*Task instructions*
Copy out every line exactly, passing over the pictures.

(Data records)
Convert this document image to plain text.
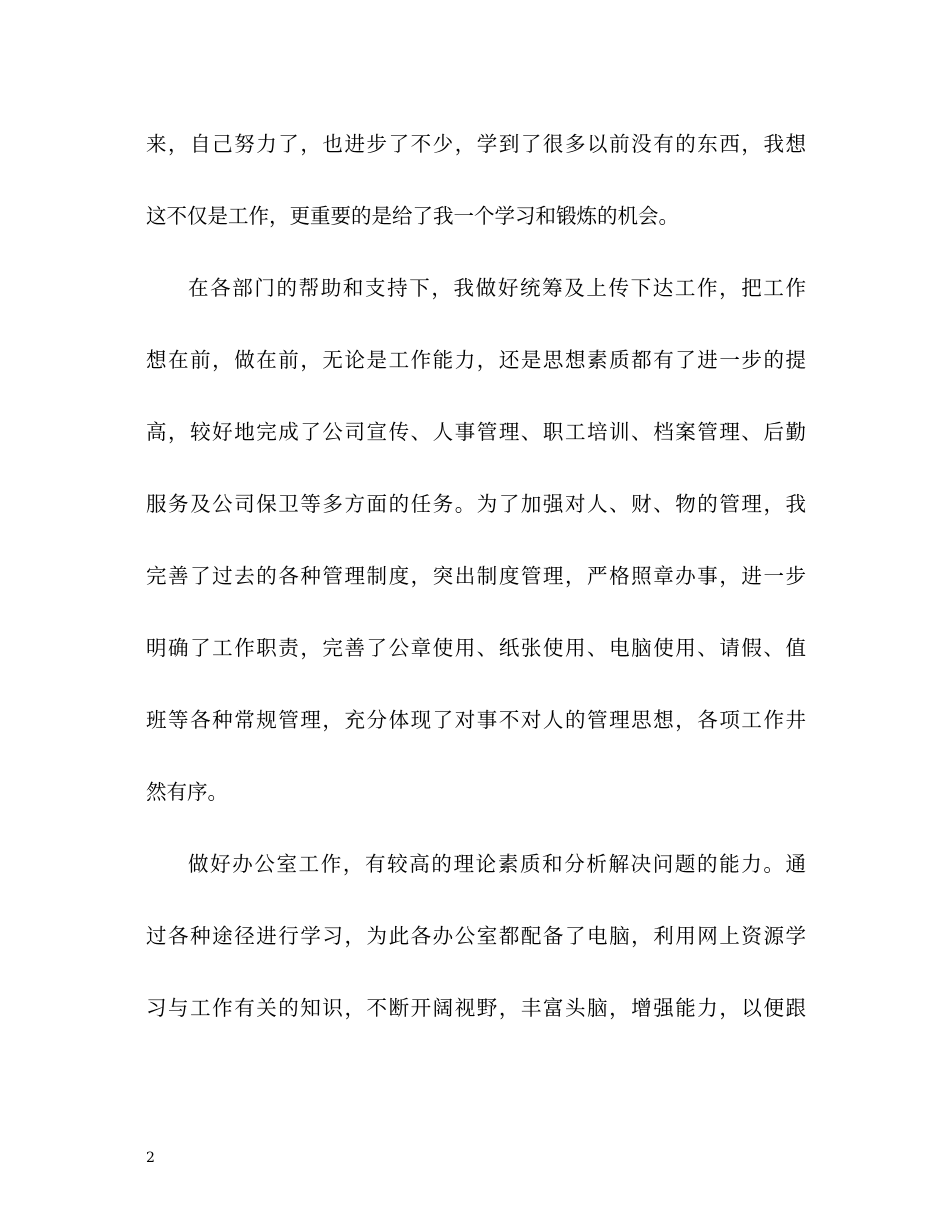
来，自己努力了，也进步了不少，学到了很多以前没有的东西，我想
这不仅是工作，更重要的是给了我一个学习和锻炼的机会。
在各部门的帮助和支持下，我做好统筹及上传下达工作，把工作
想在前，做在前，无论是工作能力，还是思想素质都有了进一步的提
高，较好地完成了公司宣传、人事管理、职工培训、档案管理、后勤
服务及公司保卫等多方面的任务。为了加强对人、财、物的管理，我
完善了过去的各种管理制度，突出制度管理，严格照章办事，进一步
明确了工作职责，完善了公章使用、纸张使用、电脑使用、请假、值
班等各种常规管理，充分体现了对事不对人的管理思想，各项工作井
然有序。
做好办公室工作，有较高的理论素质和分析解决问题的能力。通
过各种途径进行学习，为此各办公室都配备了电脑，利用网上资源学
习与工作有关的知识，不断开阔视野，丰富头脑，增强能力，以便跟
2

*Worked solution*
Convert this document image to plain text.
来，自己努力了，也进步了不少，学到了很多以前没有的东西，我想
这不仅是工作，更重要的是给了我一个学习和锻炼的机会。
在各部门的帮助和支持下，我做好统筹及上传下达工作，把工作
想在前，做在前，无论是工作能力，还是思想素质都有了进一步的提
高，较好地完成了公司宣传、人事管理、职工培训、档案管理、后勤
服务及公司保卫等多方面的任务。为了加强对人、财、物的管理，我
完善了过去的各种管理制度，突出制度管理，严格照章办事，进一步
明确了工作职责，完善了公章使用、纸张使用、电脑使用、请假、值
班等各种常规管理，充分体现了对事不对人的管理思想，各项工作井
然有序。
做好办公室工作，有较高的理论素质和分析解决问题的能力。通
过各种途径进行学习，为此各办公室都配备了电脑，利用网上资源学
习与工作有关的知识，不断开阔视野，丰富头脑，增强能力，以便跟
2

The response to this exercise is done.